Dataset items
────────────────

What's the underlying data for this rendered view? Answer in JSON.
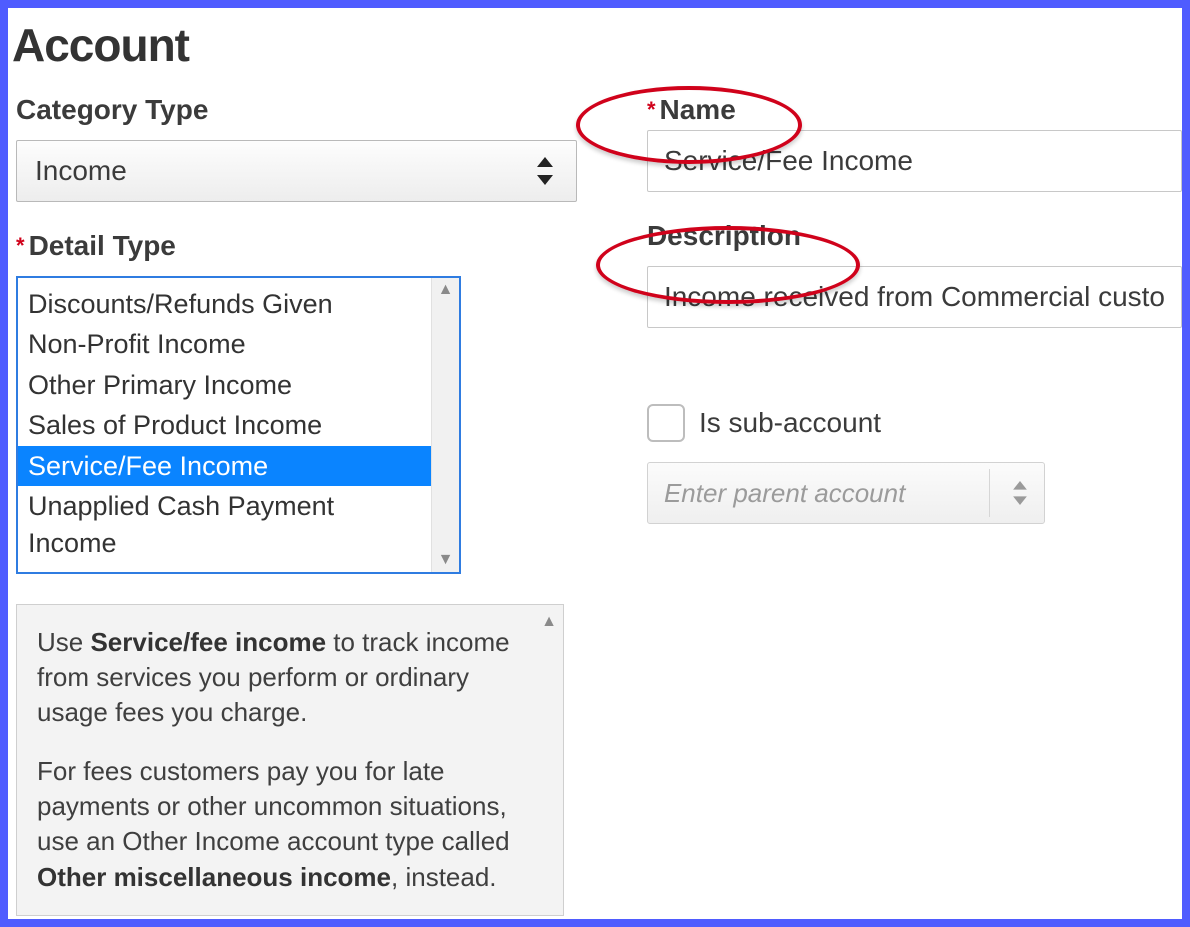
{
  "title": "Account",
  "left": {
    "category_label": "Category Type",
    "category_value": "Income",
    "detail_label": "Detail Type",
    "detail_options": [
      "Discounts/Refunds Given",
      "Non-Profit Income",
      "Other Primary Income",
      "Sales of Product Income",
      "Service/Fee Income",
      "Unapplied Cash Payment Income"
    ],
    "detail_selected_index": 4,
    "help": {
      "p1_pre": "Use ",
      "p1_bold": "Service/fee income",
      "p1_post": " to track income from services you perform or ordinary usage fees you charge.",
      "p2_pre": "For fees customers pay you for late payments or other uncommon situations, use an Other Income account type called ",
      "p2_bold": "Other miscellaneous income",
      "p2_post": ", instead."
    }
  },
  "right": {
    "name_label": "Name",
    "name_value": "Service/Fee Income",
    "desc_label": "Description",
    "desc_value": "Income received from Commercial custo",
    "sub_label": "Is sub-account",
    "parent_placeholder": "Enter parent account"
  }
}
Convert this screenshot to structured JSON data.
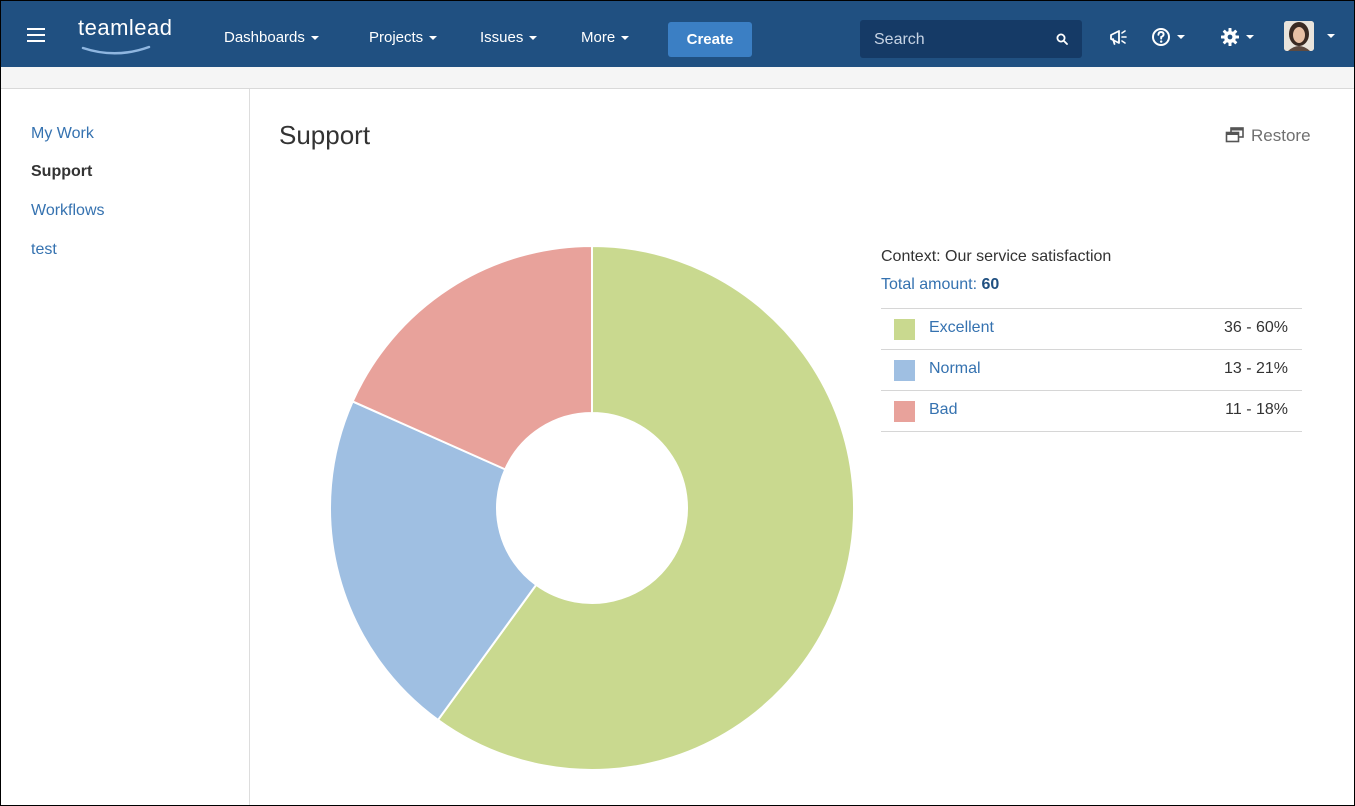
{
  "header": {
    "logo_text": "teamlead",
    "nav": [
      {
        "label": "Dashboards"
      },
      {
        "label": "Projects"
      },
      {
        "label": "Issues"
      },
      {
        "label": "More"
      }
    ],
    "create_label": "Create",
    "search_placeholder": "Search"
  },
  "sidebar": {
    "items": [
      {
        "label": "My Work",
        "active": false
      },
      {
        "label": "Support",
        "active": true
      },
      {
        "label": "Workflows",
        "active": false
      },
      {
        "label": "test",
        "active": false
      }
    ]
  },
  "main": {
    "title": "Support",
    "restore_label": "Restore"
  },
  "chart_data": {
    "type": "pie",
    "style": "donut",
    "context_label": "Context: Our service satisfaction",
    "total_label": "Total amount:",
    "total_value": "60",
    "categories": [
      "Excellent",
      "Normal",
      "Bad"
    ],
    "values": [
      36,
      13,
      11
    ],
    "value_labels": [
      "36 - 60%",
      "13 - 21%",
      "11 - 18%"
    ],
    "colors": [
      "#c9d98f",
      "#9fbfe2",
      "#e8a29b"
    ],
    "legend_position": "right"
  }
}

────────────────

Exercise requirements: Except for the pictures, reproduce every line exactly.

The result:
What's the underlying data for this rendered view? Answer in JSON.
{
  "title": "Account",
  "left": {
    "category_label": "Category Type",
    "category_value": "Income",
    "detail_label": "Detail Type",
    "detail_options": [
      "Discounts/Refunds Given",
      "Non-Profit Income",
      "Other Primary Income",
      "Sales of Product Income",
      "Service/Fee Income",
      "Unapplied Cash Payment Income"
    ],
    "detail_selected_index": 4,
    "help": {
      "p1_pre": "Use ",
      "p1_bold": "Service/fee income",
      "p1_post": " to track income from services you perform or ordinary usage fees you charge.",
      "p2_pre": "For fees customers pay you for late payments or other uncommon situations, use an Other Income account type called ",
      "p2_bold": "Other miscellaneous income",
      "p2_post": ", instead."
    }
  },
  "right": {
    "name_label": "Name",
    "name_value": "Service/Fee Income",
    "desc_label": "Description",
    "desc_value": "Income received from Commercial custo",
    "sub_label": "Is sub-account",
    "parent_placeholder": "Enter parent account"
  }
}
Convert this screenshot to structured JSON data.
{
  "header": {
    "logo_text": "teamlead",
    "nav": [
      {
        "label": "Dashboards"
      },
      {
        "label": "Projects"
      },
      {
        "label": "Issues"
      },
      {
        "label": "More"
      }
    ],
    "create_label": "Create",
    "search_placeholder": "Search"
  },
  "sidebar": {
    "items": [
      {
        "label": "My Work",
        "active": false
      },
      {
        "label": "Support",
        "active": true
      },
      {
        "label": "Workflows",
        "active": false
      },
      {
        "label": "test",
        "active": false
      }
    ]
  },
  "main": {
    "title": "Support",
    "restore_label": "Restore"
  },
  "chart_data": {
    "type": "pie",
    "style": "donut",
    "context_label": "Context: Our service satisfaction",
    "total_label": "Total amount:",
    "total_value": "60",
    "categories": [
      "Excellent",
      "Normal",
      "Bad"
    ],
    "values": [
      36,
      13,
      11
    ],
    "value_labels": [
      "36 - 60%",
      "13 - 21%",
      "11 - 18%"
    ],
    "colors": [
      "#c9d98f",
      "#9fbfe2",
      "#e8a29b"
    ],
    "legend_position": "right"
  }
}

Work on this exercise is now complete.